>> start Dataset extract
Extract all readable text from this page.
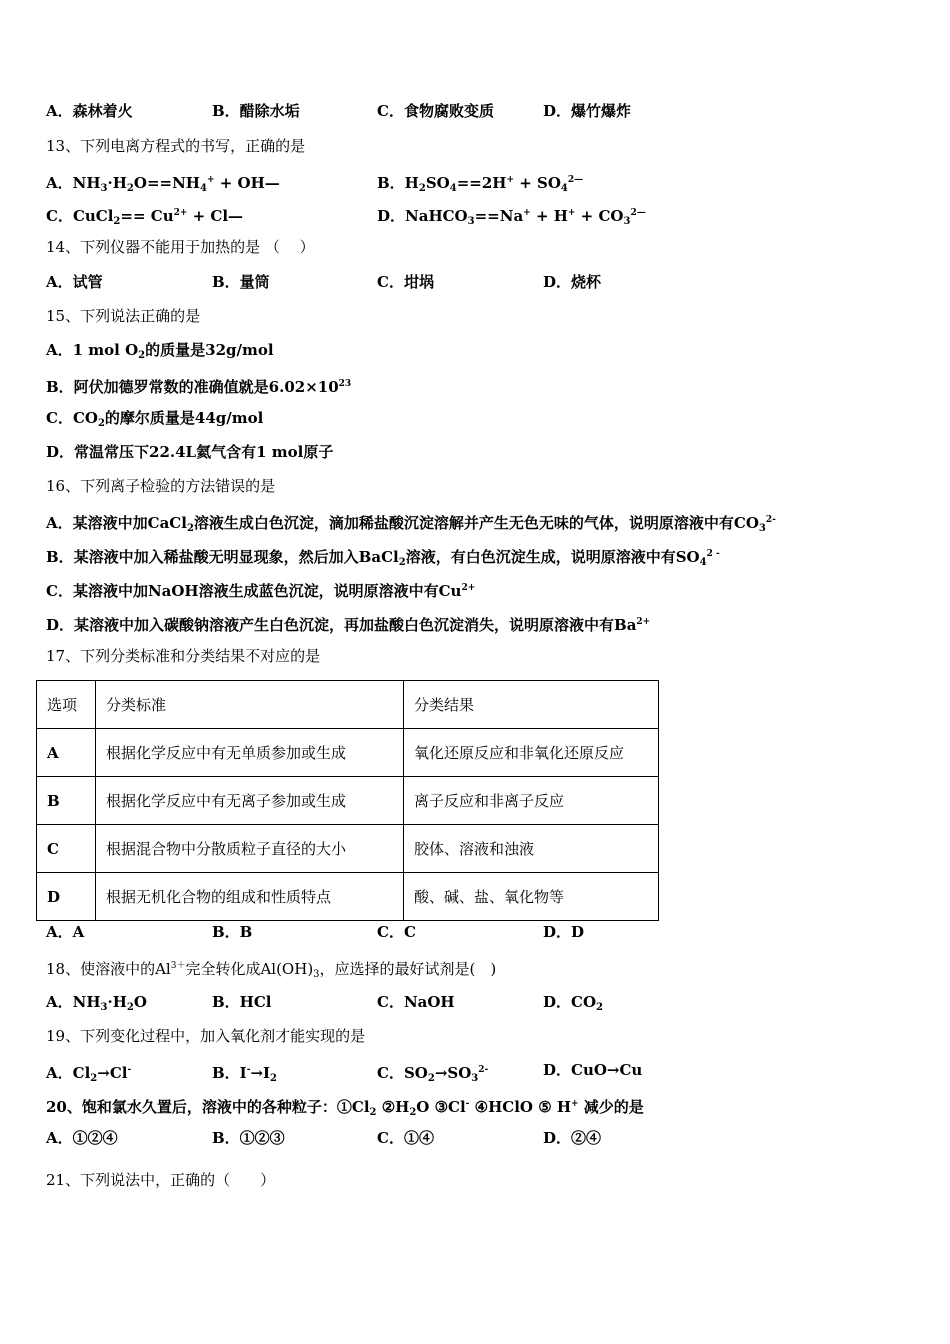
A．森林着火	B．醋除水垢	C．食物腐败变质	D．爆竹爆炸
13、下列电离方程式的书写，正确的是
A．$NH_3\cdot H_2O==NH_4^+$ + OH—	B．$H_2SO_4==2H^+ + SO_4^{2—}$
C．CuCl$_2$== $Cu^{2+}$ + Cl—	D．NaHCO$_3$==Na+ + $H^+ + CO_3^{2—}$
14、下列仪器不能用于加热的是 （　 ）
A．试管	B．量筒	C．坩埚	D．烧杯
15、下列说法正确的是
A．1 mol $O_2$的质量是32g/mol
B．阿伏加德罗常数的准确值就是$6.02\times 10^{23}$
C．$CO_2$的摩尔质量是44g/mol
D．常温常压下22.4L氦气含有1 mol原子
16、下列离子检验的方法错误的是
A．某溶液中加CaCl$_2$溶液生成白色沉淀，滴加稀盐酸沉淀溶解并产生无色无味的气体，说明原溶液中有$CO_3^{2-}$
B．某溶液中加入稀盐酸无明显现象，然后加入BaCl$_2$溶液，有白色沉淀生成，说明原溶液中有$SO_4^{2 -}$
C．某溶液中加NaOH溶液生成蓝色沉淀，说明原溶液中有$Cu^{2+}$
D．某溶液中加入碳酸钠溶液产生白色沉淀，再加盐酸白色沉淀消失，说明原溶液中有$Ba^{2+}$
17、下列分类标准和分类结果不对应的是
选项	分类标准	分类结果
A	根据化学反应中有无单质参加或生成	氧化还原反应和非氧化还原反应
B	根据化学反应中有无离子参加或生成	离子反应和非离子反应
C	根据混合物中分散质粒子直径的大小	胶体、溶液和浊液
D	根据无机化合物的组成和性质特点	酸、碱、盐、氧化物等
A．A	B．B	C．C	D．D
18、使溶液中的$Al^{3+}$完全转化成$Al(OH)_3$，应选择的最好试剂是(　)
A．$NH_3\cdot H_2O$	B．HCl	C．NaOH	D．$CO_2$
19、下列变化过程中，加入氧化剂才能实现的是
A．$Cl_2\to Cl^-$	B．$I^-\to I_2$	C．$SO_2\to SO_3^{2-}$	D．CuO→Cu
20、饱和氯水久置后，溶液中的各种粒子：$①Cl_2$ $②H_2O$ ③Cl- ④HClO ⑤ H+ 减少的是
A．①②④	B．①②③	C．①④	D．②④
21、下列说法中，正确的（　　）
>> end Dataset extract
■ **What the task asks**: Look through the entries above. Extract each line with the word "说明原溶液中有".

■ **Solution to the problem**:
A．某溶液中加CaCl$_2$溶液生成白色沉淀，滴加稀盐酸沉淀溶解并产生无色无味的气体，说明原溶液中有$CO_3^{2-}$
B．某溶液中加入稀盐酸无明显现象，然后加入BaCl$_2$溶液，有白色沉淀生成，说明原溶液中有$SO_4^{2 -}$
C．某溶液中加NaOH溶液生成蓝色沉淀，说明原溶液中有$Cu^{2+}$
D．某溶液中加入碳酸钠溶液产生白色沉淀，再加盐酸白色沉淀消失，说明原溶液中有$Ba^{2+}$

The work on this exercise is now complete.